Britain built its Antarctic science base on giant skis so the ice could not swallow it, and when a crack opened beneath the station, the whole thing got up and walked 23 kilometres away
Antarctica had destroyed five British research stations in a row, slowly burying each one under the endless snow until it was crushed. So for the sixth, the engineers gave up fighting the ice and decided to outmanoeuvre it instead, on hydraulic legs and a set of enormous skis.
Halley VI, the world's first relocatable research station, stands on legs and skis on a floating Antarctic ice shelf. Illustration: Watts & Wild.
Across the summer of 2016 and 2017, on a floating shelf of ice in Antarctica, a building got up and walked. Halley VI, Britain's flagship polar research station, is a row of eight bright blue and red pods, each the size of a bus, standing on hydraulic legs that end in giant skis. Over several weeks a fleet of bulldozers towed the whole thing 23 kilometres across the snow to a new home.
It moved because the ice was about to betray it. As widely reported, a long-dormant crack in the Brunt Ice Shelf had begun growing again, threatening to slice the station off from the main body of the shelf and one day set it adrift on an iceberg. Halley VI is the world's first research station built to be relocatable, and it had just proved exactly why that mattered, by running away.

* [Records provided]:
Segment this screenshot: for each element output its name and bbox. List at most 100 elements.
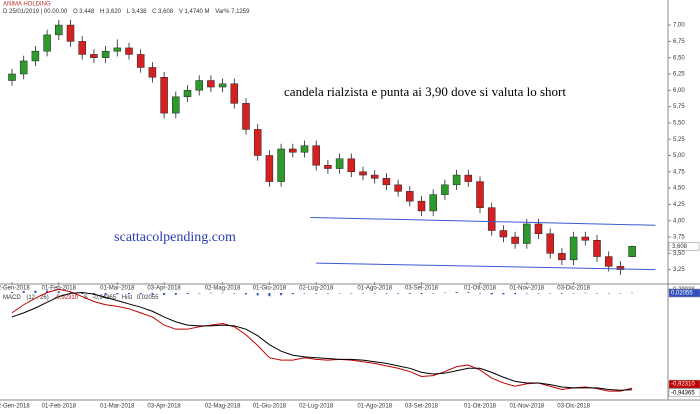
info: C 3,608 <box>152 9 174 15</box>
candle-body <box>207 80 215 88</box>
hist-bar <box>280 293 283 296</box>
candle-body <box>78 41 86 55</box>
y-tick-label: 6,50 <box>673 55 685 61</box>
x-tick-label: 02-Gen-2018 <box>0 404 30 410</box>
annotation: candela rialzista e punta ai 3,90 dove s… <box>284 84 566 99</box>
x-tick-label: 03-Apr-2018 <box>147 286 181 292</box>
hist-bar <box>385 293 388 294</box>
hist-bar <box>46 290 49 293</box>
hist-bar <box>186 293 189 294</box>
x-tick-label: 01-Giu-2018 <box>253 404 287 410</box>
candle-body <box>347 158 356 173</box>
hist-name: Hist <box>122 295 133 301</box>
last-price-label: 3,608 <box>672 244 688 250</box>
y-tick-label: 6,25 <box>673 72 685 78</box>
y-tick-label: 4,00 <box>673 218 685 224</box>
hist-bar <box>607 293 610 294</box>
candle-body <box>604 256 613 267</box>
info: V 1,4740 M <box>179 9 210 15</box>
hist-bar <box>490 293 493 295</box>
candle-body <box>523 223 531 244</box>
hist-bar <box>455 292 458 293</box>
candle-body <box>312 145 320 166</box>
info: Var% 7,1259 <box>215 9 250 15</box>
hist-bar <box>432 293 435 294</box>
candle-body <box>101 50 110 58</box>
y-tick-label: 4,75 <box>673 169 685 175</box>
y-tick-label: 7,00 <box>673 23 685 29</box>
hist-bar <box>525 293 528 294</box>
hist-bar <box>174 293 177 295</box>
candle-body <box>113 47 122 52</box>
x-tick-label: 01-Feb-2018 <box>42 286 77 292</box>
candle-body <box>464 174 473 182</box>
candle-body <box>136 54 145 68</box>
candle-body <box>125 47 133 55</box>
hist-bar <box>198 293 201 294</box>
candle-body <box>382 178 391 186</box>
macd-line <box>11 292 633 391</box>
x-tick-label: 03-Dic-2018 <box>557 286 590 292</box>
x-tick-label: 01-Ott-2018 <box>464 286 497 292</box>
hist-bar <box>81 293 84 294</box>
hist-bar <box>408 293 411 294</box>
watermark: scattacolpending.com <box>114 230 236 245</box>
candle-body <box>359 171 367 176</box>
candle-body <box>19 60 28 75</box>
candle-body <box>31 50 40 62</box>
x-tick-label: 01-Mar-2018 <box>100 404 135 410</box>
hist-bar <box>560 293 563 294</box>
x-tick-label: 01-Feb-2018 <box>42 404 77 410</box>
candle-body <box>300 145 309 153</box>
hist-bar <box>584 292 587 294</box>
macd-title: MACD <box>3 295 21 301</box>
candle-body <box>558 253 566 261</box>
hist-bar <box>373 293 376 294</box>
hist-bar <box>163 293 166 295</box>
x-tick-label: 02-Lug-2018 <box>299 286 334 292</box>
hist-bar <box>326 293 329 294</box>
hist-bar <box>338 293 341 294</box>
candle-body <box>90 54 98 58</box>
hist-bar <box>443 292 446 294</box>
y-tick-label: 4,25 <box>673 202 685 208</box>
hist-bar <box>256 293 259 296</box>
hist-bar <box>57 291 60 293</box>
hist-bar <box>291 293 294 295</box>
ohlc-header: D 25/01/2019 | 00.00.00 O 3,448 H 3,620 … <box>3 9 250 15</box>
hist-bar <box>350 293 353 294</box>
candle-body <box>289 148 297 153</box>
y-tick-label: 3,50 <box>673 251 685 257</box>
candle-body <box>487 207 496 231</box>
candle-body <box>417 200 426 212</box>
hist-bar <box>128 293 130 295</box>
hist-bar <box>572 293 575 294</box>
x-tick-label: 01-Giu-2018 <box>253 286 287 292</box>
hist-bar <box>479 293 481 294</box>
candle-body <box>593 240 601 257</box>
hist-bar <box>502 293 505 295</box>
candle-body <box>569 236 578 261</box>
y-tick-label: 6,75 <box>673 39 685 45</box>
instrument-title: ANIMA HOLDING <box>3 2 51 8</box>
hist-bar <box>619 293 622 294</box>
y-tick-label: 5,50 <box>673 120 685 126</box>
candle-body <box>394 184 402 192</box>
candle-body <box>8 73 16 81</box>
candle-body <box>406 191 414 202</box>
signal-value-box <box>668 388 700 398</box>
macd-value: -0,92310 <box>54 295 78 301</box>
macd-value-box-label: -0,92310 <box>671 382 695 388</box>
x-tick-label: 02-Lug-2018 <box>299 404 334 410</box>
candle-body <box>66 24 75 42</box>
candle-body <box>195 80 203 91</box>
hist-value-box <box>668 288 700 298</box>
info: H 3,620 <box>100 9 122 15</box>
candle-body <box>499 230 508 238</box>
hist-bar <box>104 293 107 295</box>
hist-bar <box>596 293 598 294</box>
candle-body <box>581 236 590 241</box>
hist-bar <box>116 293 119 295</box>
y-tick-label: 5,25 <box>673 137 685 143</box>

* [Things to do]:
[a] From the piece on the Halley VI station, copy the passage that begins at the words "Across the summer" and stops after the words "by running away.".
[b] Continue the article about the Halley VI Antarctic research station from where it ends.

* [Exercise answers]:
[a]
Across the summer of 2016 and 2017, on a floating shelf of ice in Antarctica, a building got up and walked. Halley VI, Britain's flagship polar research station, is a row of eight bright blue and red pods, each the size of a bus, standing on hydraulic legs that end in giant skis. Over several weeks a fleet of bulldozers towed the whole thing 23 kilometres across the snow to a new home.
It moved because the ice was about to betray it. As widely reported, a long-dormant crack in the Brunt Ice Shelf had begun growing again, threatening to slice the station off from the main body of the shelf and one day set it adrift on an iceberg. Halley VI is the world's first research station built to be relocatable, and it had just proved exactly why that mattered, by running away.

[b]
Five stations the ice ate
Britain has kept a base on the Brunt Ice Shelf since 1956, and for decades it was a losing battle. The first five Halley stations were fixed structures, and the Antarctic does to anything fixed what it does to everything: it buries it. Metres of snow fall every year, never melting, slowly swallowing each station and crushing it under the accumulating weight until it had to be abandoned, while the shelf carried the wreckage out toward the sea.
Halley VI was designed to break that cycle. Its modules sit on hydraulic legs that can be jacked up a little each year so the station climbs above the rising snow instead of drowning in it. And because those legs end in skis, the entire base can be unhitched and towed somewhere else, which is precisely what no Halley before it could do.
The Halloween Crack and the empty winter
The relocation should have been the end of the drama, but the ice had another surprise. While the station was being moved away from the old chasm, a brand-new crack tore open across the shelf on the 31st of October 2016, and was promptly named the Halloween Crack. It threatened the station from a different direction, and there was a problem with no easy answer.
In the Antarctic winter there are months of total darkness and no way to fly anyone in or out, so if the ice failed there would be no rescue. Faced with that, the British Antarctic Survey made an unprecedented decision in 2017: pull every single person off the base for the winter and leave it to fend for itself. Halley has been a summer-only station ever since, its instruments humming away alone in the dark.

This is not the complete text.